Dataset content:

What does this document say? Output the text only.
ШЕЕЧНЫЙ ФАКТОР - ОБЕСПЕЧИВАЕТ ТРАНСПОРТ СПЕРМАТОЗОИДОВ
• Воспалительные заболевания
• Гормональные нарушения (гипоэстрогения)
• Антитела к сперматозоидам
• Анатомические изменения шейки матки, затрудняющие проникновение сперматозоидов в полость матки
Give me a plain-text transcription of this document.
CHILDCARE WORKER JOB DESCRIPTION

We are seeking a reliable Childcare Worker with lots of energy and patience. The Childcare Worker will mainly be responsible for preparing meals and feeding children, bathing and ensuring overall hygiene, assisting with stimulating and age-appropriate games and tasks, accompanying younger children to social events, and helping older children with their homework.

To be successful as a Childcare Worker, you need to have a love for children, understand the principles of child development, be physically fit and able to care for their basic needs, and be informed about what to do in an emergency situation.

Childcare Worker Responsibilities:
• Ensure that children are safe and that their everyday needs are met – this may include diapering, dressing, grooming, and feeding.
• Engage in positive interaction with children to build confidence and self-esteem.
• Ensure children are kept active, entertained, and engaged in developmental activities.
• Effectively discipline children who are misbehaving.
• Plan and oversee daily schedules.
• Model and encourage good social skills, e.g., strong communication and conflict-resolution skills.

Task requirements: Looking at the data above, how many lines hold the word "document"? Respond with the number alone.

Full response: 2